WHAT THE EXERCISE ASKS —
Format every line of the entries below as a numbered list, skipping any blank lines. Leave the picture out of your answer.

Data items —
· · · · ·

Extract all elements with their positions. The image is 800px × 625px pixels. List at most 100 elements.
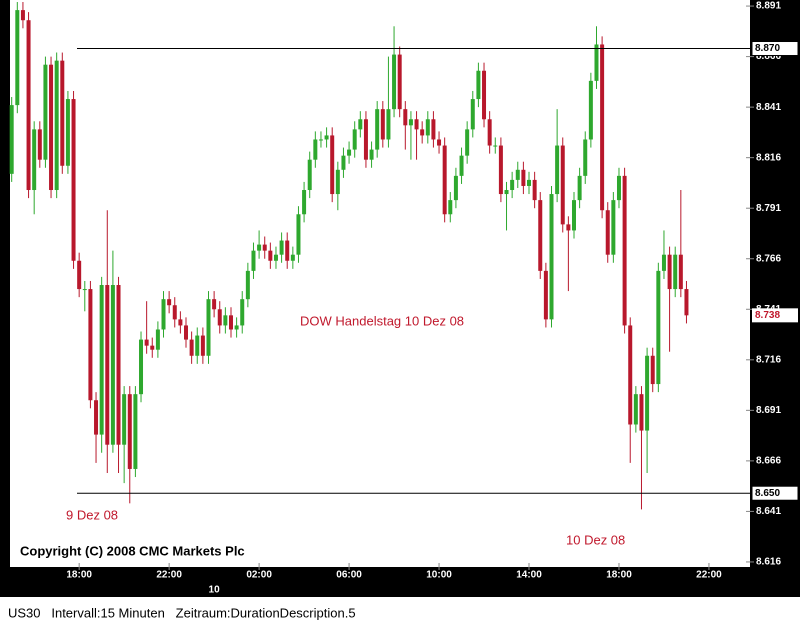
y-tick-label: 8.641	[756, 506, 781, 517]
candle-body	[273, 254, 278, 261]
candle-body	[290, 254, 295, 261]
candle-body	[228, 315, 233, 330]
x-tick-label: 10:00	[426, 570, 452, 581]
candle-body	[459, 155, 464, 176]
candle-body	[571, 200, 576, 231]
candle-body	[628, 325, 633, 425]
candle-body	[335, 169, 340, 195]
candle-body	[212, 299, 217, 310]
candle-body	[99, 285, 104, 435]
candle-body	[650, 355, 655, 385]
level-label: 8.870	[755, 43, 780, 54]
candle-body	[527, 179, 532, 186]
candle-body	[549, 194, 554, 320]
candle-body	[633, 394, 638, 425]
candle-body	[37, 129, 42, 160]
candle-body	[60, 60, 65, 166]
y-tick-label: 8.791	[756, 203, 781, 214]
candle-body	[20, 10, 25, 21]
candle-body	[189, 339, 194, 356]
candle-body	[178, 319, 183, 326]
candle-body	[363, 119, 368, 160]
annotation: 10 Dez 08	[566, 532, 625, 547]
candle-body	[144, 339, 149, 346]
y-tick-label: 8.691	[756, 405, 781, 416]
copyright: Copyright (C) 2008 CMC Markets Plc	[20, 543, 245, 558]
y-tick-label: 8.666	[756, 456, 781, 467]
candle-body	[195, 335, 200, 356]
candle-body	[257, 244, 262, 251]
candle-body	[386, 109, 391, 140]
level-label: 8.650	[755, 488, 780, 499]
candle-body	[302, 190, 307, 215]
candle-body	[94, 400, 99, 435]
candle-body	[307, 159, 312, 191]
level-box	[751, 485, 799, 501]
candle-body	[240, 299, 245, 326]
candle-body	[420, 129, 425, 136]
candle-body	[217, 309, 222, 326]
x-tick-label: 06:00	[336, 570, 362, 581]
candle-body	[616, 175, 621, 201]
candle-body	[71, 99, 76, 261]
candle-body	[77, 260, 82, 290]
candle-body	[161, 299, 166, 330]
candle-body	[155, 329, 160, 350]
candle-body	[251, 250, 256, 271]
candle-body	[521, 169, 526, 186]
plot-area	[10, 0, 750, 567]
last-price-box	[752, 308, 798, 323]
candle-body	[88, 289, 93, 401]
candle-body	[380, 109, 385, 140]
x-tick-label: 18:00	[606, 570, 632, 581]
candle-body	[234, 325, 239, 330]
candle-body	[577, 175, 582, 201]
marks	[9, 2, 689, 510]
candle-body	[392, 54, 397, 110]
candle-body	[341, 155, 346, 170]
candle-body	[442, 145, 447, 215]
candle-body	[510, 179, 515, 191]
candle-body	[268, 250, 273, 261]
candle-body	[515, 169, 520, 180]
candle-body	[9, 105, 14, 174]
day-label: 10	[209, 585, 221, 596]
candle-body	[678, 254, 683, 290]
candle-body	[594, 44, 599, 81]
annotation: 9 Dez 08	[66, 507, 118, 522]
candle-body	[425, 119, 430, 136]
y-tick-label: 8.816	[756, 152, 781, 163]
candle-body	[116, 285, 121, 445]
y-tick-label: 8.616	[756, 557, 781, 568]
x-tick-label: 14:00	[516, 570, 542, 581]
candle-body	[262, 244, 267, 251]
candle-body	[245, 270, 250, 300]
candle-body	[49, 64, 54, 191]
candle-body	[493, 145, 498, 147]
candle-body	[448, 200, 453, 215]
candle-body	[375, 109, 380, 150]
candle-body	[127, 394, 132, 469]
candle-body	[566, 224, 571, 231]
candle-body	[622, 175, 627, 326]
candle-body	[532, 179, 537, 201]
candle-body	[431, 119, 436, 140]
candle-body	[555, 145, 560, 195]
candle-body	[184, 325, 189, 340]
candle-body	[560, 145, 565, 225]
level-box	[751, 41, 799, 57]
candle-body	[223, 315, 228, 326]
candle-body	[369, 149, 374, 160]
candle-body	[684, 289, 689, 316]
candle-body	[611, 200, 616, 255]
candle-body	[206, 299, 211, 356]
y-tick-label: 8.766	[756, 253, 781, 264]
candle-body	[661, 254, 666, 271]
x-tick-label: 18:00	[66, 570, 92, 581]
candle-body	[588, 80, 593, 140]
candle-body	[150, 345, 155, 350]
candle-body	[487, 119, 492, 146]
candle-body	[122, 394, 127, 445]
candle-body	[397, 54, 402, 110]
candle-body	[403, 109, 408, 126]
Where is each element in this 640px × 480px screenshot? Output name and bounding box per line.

· · · · ·

THE COMPLETED TASK —
1. Extract all elements with their positions. The image is 800px × 625px pixels. List at most 100 elements.
2. y-tick-label: 8.641	[756, 506, 781, 517]
3. candle-body	[273, 254, 278, 261]
4. candle-body	[290, 254, 295, 261]
5. candle-body	[228, 315, 233, 330]
6. x-tick-label: 10:00	[426, 570, 452, 581]
7. candle-body	[459, 155, 464, 176]
8. candle-body	[571, 200, 576, 231]
9. candle-body	[628, 325, 633, 425]
10. candle-body	[335, 169, 340, 195]
11. candle-body	[212, 299, 217, 310]
12. candle-body	[99, 285, 104, 435]
13. candle-body	[650, 355, 655, 385]
14. level-label: 8.870	[755, 43, 780, 54]
15. candle-body	[527, 179, 532, 186]
16. candle-body	[549, 194, 554, 320]
17. candle-body	[633, 394, 638, 425]
18. candle-body	[37, 129, 42, 160]
19. candle-body	[60, 60, 65, 166]
20. y-tick-label: 8.791	[756, 203, 781, 214]
21. candle-body	[20, 10, 25, 21]
22. candle-body	[189, 339, 194, 356]
23. candle-body	[178, 319, 183, 326]
24. candle-body	[363, 119, 368, 160]
25. annotation: 10 Dez 08	[566, 532, 625, 547]
26. candle-body	[144, 339, 149, 346]
27. y-tick-label: 8.691	[756, 405, 781, 416]
28. copyright: Copyright (C) 2008 CMC Markets Plc	[20, 543, 245, 558]
29. y-tick-label: 8.666	[756, 456, 781, 467]
30. candle-body	[195, 335, 200, 356]
31. candle-body	[257, 244, 262, 251]
32. candle-body	[386, 109, 391, 140]
33. level-label: 8.650	[755, 488, 780, 499]
34. candle-body	[302, 190, 307, 215]
35. candle-body	[94, 400, 99, 435]
36. candle-body	[307, 159, 312, 191]
37. level-box	[751, 485, 799, 501]
38. candle-body	[240, 299, 245, 326]
39. candle-body	[420, 129, 425, 136]
40. candle-body	[217, 309, 222, 326]
41. x-tick-label: 06:00	[336, 570, 362, 581]
42. candle-body	[616, 175, 621, 201]
43. candle-body	[71, 99, 76, 261]
44. candle-body	[77, 260, 82, 290]
45. candle-body	[161, 299, 166, 330]
46. candle-body	[155, 329, 160, 350]
47. candle-body	[251, 250, 256, 271]
48. candle-body	[521, 169, 526, 186]
49. plot-area	[10, 0, 750, 567]
50. last-price-box	[752, 308, 798, 323]
51. candle-body	[88, 289, 93, 401]
52. candle-body	[380, 109, 385, 140]
53. x-tick-label: 18:00	[606, 570, 632, 581]
54. candle-body	[234, 325, 239, 330]
55. candle-body	[577, 175, 582, 201]
56. marks	[9, 2, 689, 510]
57. candle-body	[392, 54, 397, 110]
58. candle-body	[341, 155, 346, 170]
59. candle-body	[442, 145, 447, 215]
60. candle-body	[510, 179, 515, 191]
61. candle-body	[268, 250, 273, 261]
62. candle-body	[515, 169, 520, 180]
63. candle-body	[9, 105, 14, 174]
64. day-label: 10	[209, 585, 221, 596]
65. candle-body	[678, 254, 683, 290]
66. candle-body	[594, 44, 599, 81]
67. annotation: 9 Dez 08	[66, 507, 118, 522]
68. candle-body	[425, 119, 430, 136]
69. y-tick-label: 8.816	[756, 152, 781, 163]
70. candle-body	[116, 285, 121, 445]
71. y-tick-label: 8.616	[756, 557, 781, 568]
72. x-tick-label: 14:00	[516, 570, 542, 581]
73. candle-body	[262, 244, 267, 251]
74. candle-body	[245, 270, 250, 300]
75. candle-body	[49, 64, 54, 191]
76. candle-body	[493, 145, 498, 147]
77. candle-body	[448, 200, 453, 215]
78. candle-body	[375, 109, 380, 150]
79. candle-body	[127, 394, 132, 469]
80. candle-body	[566, 224, 571, 231]
81. candle-body	[622, 175, 627, 326]
82. candle-body	[532, 179, 537, 201]
83. candle-body	[431, 119, 436, 140]
84. candle-body	[555, 145, 560, 195]
85. candle-body	[184, 325, 189, 340]
86. candle-body	[560, 145, 565, 225]
87. level-box	[751, 41, 799, 57]
88. candle-body	[223, 315, 228, 326]
89. candle-body	[369, 149, 374, 160]
90. candle-body	[684, 289, 689, 316]
91. candle-body	[611, 200, 616, 255]
92. candle-body	[206, 299, 211, 356]
93. y-tick-label: 8.766	[756, 253, 781, 264]
94. candle-body	[661, 254, 666, 271]
95. x-tick-label: 18:00	[66, 570, 92, 581]
96. candle-body	[588, 80, 593, 140]
97. candle-body	[150, 345, 155, 350]
98. candle-body	[487, 119, 492, 146]
99. candle-body	[122, 394, 127, 445]
100. candle-body	[397, 54, 402, 110]
101. candle-body	[403, 109, 408, 126]
102. Where is each element in this 640px × 480px screenshot? Output name and bounding box per line.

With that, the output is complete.